What to produce => Skip the pictures and extract all of the lines exactly as written.

= = = =

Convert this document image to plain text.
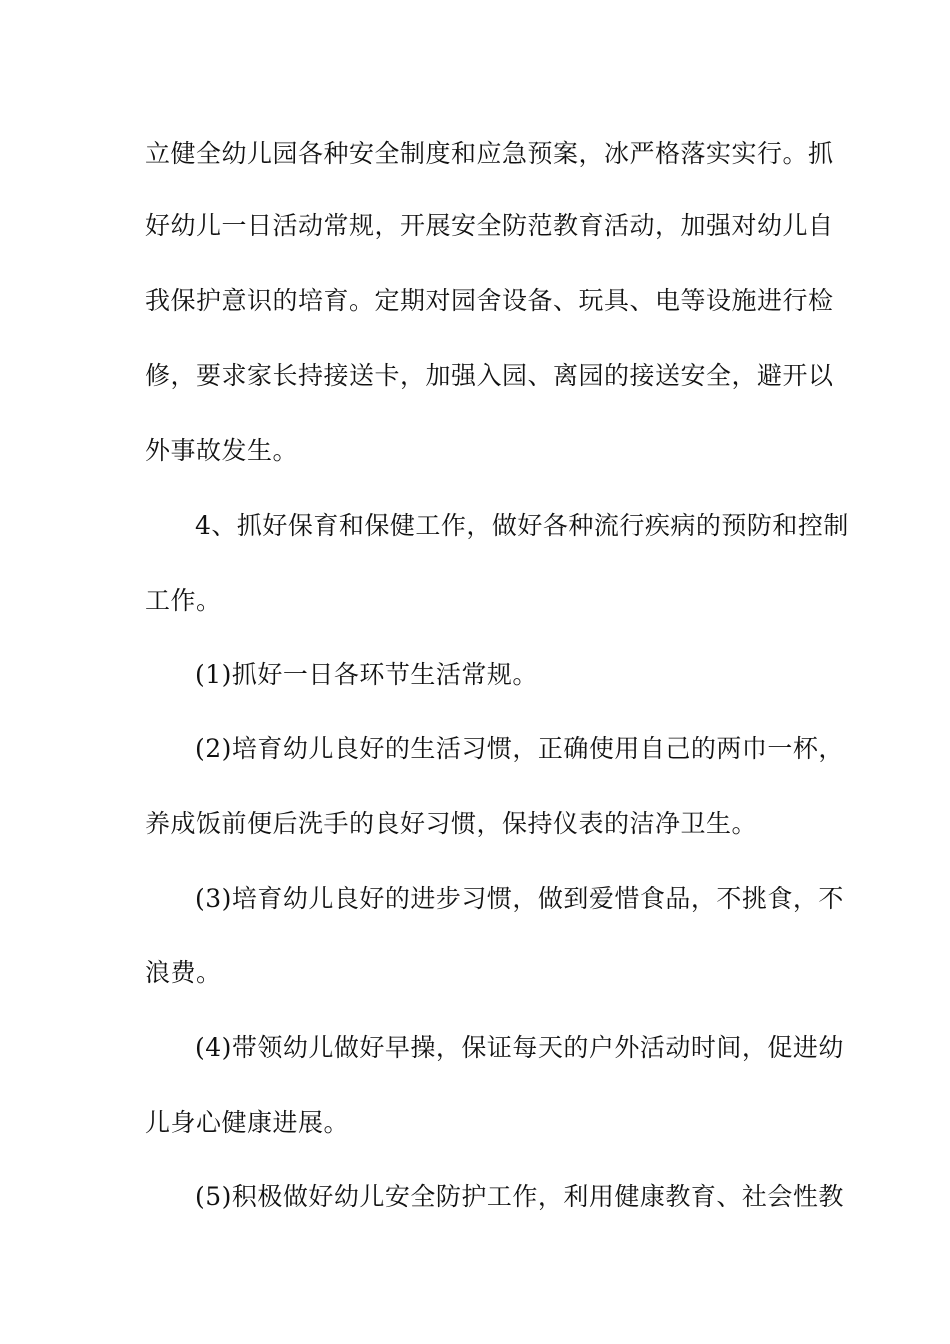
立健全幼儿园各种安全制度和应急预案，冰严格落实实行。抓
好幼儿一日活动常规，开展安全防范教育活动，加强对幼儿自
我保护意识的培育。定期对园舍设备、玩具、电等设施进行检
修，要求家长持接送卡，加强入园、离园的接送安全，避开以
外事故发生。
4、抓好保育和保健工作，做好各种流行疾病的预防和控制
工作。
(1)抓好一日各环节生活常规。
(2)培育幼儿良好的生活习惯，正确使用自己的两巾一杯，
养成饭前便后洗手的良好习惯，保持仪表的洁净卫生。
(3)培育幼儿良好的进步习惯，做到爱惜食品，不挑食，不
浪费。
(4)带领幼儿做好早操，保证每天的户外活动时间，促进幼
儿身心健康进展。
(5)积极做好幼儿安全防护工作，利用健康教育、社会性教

= = = =

Result =>
Convert this document image to plain text.
立健全幼儿园各种安全制度和应急预案，冰严格落实实行。抓
好幼儿一日活动常规，开展安全防范教育活动，加强对幼儿自
我保护意识的培育。定期对园舍设备、玩具、电等设施进行检
修，要求家长持接送卡，加强入园、离园的接送安全，避开以
外事故发生。
4、抓好保育和保健工作，做好各种流行疾病的预防和控制
工作。
(1)抓好一日各环节生活常规。
(2)培育幼儿良好的生活习惯，正确使用自己的两巾一杯，
养成饭前便后洗手的良好习惯，保持仪表的洁净卫生。
(3)培育幼儿良好的进步习惯，做到爱惜食品，不挑食，不
浪费。
(4)带领幼儿做好早操，保证每天的户外活动时间，促进幼
儿身心健康进展。
(5)积极做好幼儿安全防护工作，利用健康教育、社会性教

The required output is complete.